TASK INSTRUCTIONS
Write out every entry exactly as it stands.

# START OF RAW DATA

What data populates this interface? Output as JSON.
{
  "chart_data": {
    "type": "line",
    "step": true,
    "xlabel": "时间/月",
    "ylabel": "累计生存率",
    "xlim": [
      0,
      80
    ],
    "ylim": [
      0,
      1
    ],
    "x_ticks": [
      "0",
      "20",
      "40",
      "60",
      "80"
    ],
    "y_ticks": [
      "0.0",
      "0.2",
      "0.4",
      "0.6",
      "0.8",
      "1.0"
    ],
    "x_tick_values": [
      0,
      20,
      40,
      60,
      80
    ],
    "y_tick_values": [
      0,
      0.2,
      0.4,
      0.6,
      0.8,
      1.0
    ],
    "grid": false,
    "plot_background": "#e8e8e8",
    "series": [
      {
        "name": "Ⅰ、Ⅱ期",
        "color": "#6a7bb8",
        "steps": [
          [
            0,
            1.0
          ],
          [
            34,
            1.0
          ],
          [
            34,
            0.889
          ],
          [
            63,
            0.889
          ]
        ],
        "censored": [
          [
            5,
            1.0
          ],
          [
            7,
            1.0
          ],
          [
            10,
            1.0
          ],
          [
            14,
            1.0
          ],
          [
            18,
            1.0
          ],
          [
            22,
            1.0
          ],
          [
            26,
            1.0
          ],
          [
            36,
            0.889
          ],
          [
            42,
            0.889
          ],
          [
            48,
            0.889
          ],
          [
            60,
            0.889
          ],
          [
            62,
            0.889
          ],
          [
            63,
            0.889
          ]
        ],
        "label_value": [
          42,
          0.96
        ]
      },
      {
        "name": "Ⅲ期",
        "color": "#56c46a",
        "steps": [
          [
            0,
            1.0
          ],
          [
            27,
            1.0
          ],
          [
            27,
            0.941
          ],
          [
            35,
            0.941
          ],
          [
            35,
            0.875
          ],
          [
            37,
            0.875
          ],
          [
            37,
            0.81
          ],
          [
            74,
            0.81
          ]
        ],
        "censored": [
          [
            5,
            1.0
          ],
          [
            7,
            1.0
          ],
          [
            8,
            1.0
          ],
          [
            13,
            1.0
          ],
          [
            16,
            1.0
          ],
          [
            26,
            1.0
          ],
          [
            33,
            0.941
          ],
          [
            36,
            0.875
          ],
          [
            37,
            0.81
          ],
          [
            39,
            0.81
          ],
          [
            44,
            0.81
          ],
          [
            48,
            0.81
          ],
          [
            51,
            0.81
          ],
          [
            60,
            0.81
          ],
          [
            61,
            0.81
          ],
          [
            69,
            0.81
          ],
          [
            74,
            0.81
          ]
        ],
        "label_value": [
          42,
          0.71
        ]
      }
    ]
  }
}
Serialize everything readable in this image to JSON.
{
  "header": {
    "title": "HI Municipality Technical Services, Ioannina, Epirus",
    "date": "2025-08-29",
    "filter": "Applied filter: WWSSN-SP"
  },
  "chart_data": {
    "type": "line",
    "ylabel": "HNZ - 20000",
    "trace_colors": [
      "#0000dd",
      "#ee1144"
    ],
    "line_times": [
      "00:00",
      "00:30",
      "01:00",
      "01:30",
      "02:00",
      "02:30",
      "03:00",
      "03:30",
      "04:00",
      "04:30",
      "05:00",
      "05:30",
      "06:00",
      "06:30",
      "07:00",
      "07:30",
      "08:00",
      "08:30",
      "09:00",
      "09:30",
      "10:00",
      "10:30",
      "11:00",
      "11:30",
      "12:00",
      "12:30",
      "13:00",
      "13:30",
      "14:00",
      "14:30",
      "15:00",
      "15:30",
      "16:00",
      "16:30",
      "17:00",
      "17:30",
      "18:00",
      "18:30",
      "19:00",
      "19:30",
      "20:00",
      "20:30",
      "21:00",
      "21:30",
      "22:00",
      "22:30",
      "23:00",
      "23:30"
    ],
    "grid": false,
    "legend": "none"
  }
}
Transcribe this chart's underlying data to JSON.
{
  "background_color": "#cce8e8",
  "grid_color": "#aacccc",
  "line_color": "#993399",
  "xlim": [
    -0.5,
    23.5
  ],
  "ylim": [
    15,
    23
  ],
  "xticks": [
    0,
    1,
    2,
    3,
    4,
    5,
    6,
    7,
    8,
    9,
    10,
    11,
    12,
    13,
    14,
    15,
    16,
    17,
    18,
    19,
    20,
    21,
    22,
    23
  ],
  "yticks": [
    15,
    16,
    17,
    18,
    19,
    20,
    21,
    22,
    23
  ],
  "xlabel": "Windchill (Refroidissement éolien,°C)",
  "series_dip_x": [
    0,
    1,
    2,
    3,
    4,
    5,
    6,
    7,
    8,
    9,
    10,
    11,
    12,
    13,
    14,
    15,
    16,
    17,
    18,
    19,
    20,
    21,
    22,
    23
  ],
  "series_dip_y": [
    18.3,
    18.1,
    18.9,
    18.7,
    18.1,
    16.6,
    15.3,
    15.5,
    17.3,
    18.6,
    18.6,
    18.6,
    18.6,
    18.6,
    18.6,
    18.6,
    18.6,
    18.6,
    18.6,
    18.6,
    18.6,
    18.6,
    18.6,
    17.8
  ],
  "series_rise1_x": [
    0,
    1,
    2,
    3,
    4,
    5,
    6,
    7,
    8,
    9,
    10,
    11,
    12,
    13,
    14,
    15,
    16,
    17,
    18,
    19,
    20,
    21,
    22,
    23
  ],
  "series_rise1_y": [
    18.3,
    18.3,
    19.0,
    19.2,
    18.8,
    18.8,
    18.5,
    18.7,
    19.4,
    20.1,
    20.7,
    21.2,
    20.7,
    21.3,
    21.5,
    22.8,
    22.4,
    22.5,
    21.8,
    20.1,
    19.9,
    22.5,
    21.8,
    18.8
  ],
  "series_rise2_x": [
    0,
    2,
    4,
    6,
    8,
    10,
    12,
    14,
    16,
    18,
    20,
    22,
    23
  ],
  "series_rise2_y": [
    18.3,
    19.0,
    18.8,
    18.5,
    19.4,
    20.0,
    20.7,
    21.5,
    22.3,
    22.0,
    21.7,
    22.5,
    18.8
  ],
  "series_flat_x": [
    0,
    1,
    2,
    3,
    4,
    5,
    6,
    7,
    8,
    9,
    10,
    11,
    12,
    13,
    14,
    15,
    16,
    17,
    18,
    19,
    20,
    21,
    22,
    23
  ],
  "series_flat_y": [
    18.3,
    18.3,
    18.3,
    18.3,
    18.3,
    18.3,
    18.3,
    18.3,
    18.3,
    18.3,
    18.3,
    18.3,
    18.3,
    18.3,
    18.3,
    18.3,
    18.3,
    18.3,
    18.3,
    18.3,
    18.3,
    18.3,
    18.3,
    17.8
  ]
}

# END OF RAW DATA

ANSWER TO THE TASK
What data populates this interface? Output as JSON.
{
  "chart_data": {
    "type": "line",
    "step": true,
    "xlabel": "时间/月",
    "ylabel": "累计生存率",
    "xlim": [
      0,
      80
    ],
    "ylim": [
      0,
      1
    ],
    "x_ticks": [
      "0",
      "20",
      "40",
      "60",
      "80"
    ],
    "y_ticks": [
      "0.0",
      "0.2",
      "0.4",
      "0.6",
      "0.8",
      "1.0"
    ],
    "x_tick_values": [
      0,
      20,
      40,
      60,
      80
    ],
    "y_tick_values": [
      0,
      0.2,
      0.4,
      0.6,
      0.8,
      1.0
    ],
    "grid": false,
    "plot_background": "#e8e8e8",
    "series": [
      {
        "name": "Ⅰ、Ⅱ期",
        "color": "#6a7bb8",
        "steps": [
          [
            0,
            1.0
          ],
          [
            34,
            1.0
          ],
          [
            34,
            0.889
          ],
          [
            63,
            0.889
          ]
        ],
        "censored": [
          [
            5,
            1.0
          ],
          [
            7,
            1.0
          ],
          [
            10,
            1.0
          ],
          [
            14,
            1.0
          ],
          [
            18,
            1.0
          ],
          [
            22,
            1.0
          ],
          [
            26,
            1.0
          ],
          [
            36,
            0.889
          ],
          [
            42,
            0.889
          ],
          [
            48,
            0.889
          ],
          [
            60,
            0.889
          ],
          [
            62,
            0.889
          ],
          [
            63,
            0.889
          ]
        ],
        "label_value": [
          42,
          0.96
        ]
      },
      {
        "name": "Ⅲ期",
        "color": "#56c46a",
        "steps": [
          [
            0,
            1.0
          ],
          [
            27,
            1.0
          ],
          [
            27,
            0.941
          ],
          [
            35,
            0.941
          ],
          [
            35,
            0.875
          ],
          [
            37,
            0.875
          ],
          [
            37,
            0.81
          ],
          [
            74,
            0.81
          ]
        ],
        "censored": [
          [
            5,
            1.0
          ],
          [
            7,
            1.0
          ],
          [
            8,
            1.0
          ],
          [
            13,
            1.0
          ],
          [
            16,
            1.0
          ],
          [
            26,
            1.0
          ],
          [
            33,
            0.941
          ],
          [
            36,
            0.875
          ],
          [
            37,
            0.81
          ],
          [
            39,
            0.81
          ],
          [
            44,
            0.81
          ],
          [
            48,
            0.81
          ],
          [
            51,
            0.81
          ],
          [
            60,
            0.81
          ],
          [
            61,
            0.81
          ],
          [
            69,
            0.81
          ],
          [
            74,
            0.81
          ]
        ],
        "label_value": [
          42,
          0.71
        ]
      }
    ]
  }
}
Serialize everything readable in this image to JSON.
{
  "header": {
    "title": "HI Municipality Technical Services, Ioannina, Epirus",
    "date": "2025-08-29",
    "filter": "Applied filter: WWSSN-SP"
  },
  "chart_data": {
    "type": "line",
    "ylabel": "HNZ - 20000",
    "trace_colors": [
      "#0000dd",
      "#ee1144"
    ],
    "line_times": [
      "00:00",
      "00:30",
      "01:00",
      "01:30",
      "02:00",
      "02:30",
      "03:00",
      "03:30",
      "04:00",
      "04:30",
      "05:00",
      "05:30",
      "06:00",
      "06:30",
      "07:00",
      "07:30",
      "08:00",
      "08:30",
      "09:00",
      "09:30",
      "10:00",
      "10:30",
      "11:00",
      "11:30",
      "12:00",
      "12:30",
      "13:00",
      "13:30",
      "14:00",
      "14:30",
      "15:00",
      "15:30",
      "16:00",
      "16:30",
      "17:00",
      "17:30",
      "18:00",
      "18:30",
      "19:00",
      "19:30",
      "20:00",
      "20:30",
      "21:00",
      "21:30",
      "22:00",
      "22:30",
      "23:00",
      "23:30"
    ],
    "grid": false,
    "legend": "none"
  }
}
Transcribe this chart's underlying data to JSON.
{
  "background_color": "#cce8e8",
  "grid_color": "#aacccc",
  "line_color": "#993399",
  "xlim": [
    -0.5,
    23.5
  ],
  "ylim": [
    15,
    23
  ],
  "xticks": [
    0,
    1,
    2,
    3,
    4,
    5,
    6,
    7,
    8,
    9,
    10,
    11,
    12,
    13,
    14,
    15,
    16,
    17,
    18,
    19,
    20,
    21,
    22,
    23
  ],
  "yticks": [
    15,
    16,
    17,
    18,
    19,
    20,
    21,
    22,
    23
  ],
  "xlabel": "Windchill (Refroidissement éolien,°C)",
  "series_dip_x": [
    0,
    1,
    2,
    3,
    4,
    5,
    6,
    7,
    8,
    9,
    10,
    11,
    12,
    13,
    14,
    15,
    16,
    17,
    18,
    19,
    20,
    21,
    22,
    23
  ],
  "series_dip_y": [
    18.3,
    18.1,
    18.9,
    18.7,
    18.1,
    16.6,
    15.3,
    15.5,
    17.3,
    18.6,
    18.6,
    18.6,
    18.6,
    18.6,
    18.6,
    18.6,
    18.6,
    18.6,
    18.6,
    18.6,
    18.6,
    18.6,
    18.6,
    17.8
  ],
  "series_rise1_x": [
    0,
    1,
    2,
    3,
    4,
    5,
    6,
    7,
    8,
    9,
    10,
    11,
    12,
    13,
    14,
    15,
    16,
    17,
    18,
    19,
    20,
    21,
    22,
    23
  ],
  "series_rise1_y": [
    18.3,
    18.3,
    19.0,
    19.2,
    18.8,
    18.8,
    18.5,
    18.7,
    19.4,
    20.1,
    20.7,
    21.2,
    20.7,
    21.3,
    21.5,
    22.8,
    22.4,
    22.5,
    21.8,
    20.1,
    19.9,
    22.5,
    21.8,
    18.8
  ],
  "series_rise2_x": [
    0,
    2,
    4,
    6,
    8,
    10,
    12,
    14,
    16,
    18,
    20,
    22,
    23
  ],
  "series_rise2_y": [
    18.3,
    19.0,
    18.8,
    18.5,
    19.4,
    20.0,
    20.7,
    21.5,
    22.3,
    22.0,
    21.7,
    22.5,
    18.8
  ],
  "series_flat_x": [
    0,
    1,
    2,
    3,
    4,
    5,
    6,
    7,
    8,
    9,
    10,
    11,
    12,
    13,
    14,
    15,
    16,
    17,
    18,
    19,
    20,
    21,
    22,
    23
  ],
  "series_flat_y": [
    18.3,
    18.3,
    18.3,
    18.3,
    18.3,
    18.3,
    18.3,
    18.3,
    18.3,
    18.3,
    18.3,
    18.3,
    18.3,
    18.3,
    18.3,
    18.3,
    18.3,
    18.3,
    18.3,
    18.3,
    18.3,
    18.3,
    18.3,
    17.8
  ]
}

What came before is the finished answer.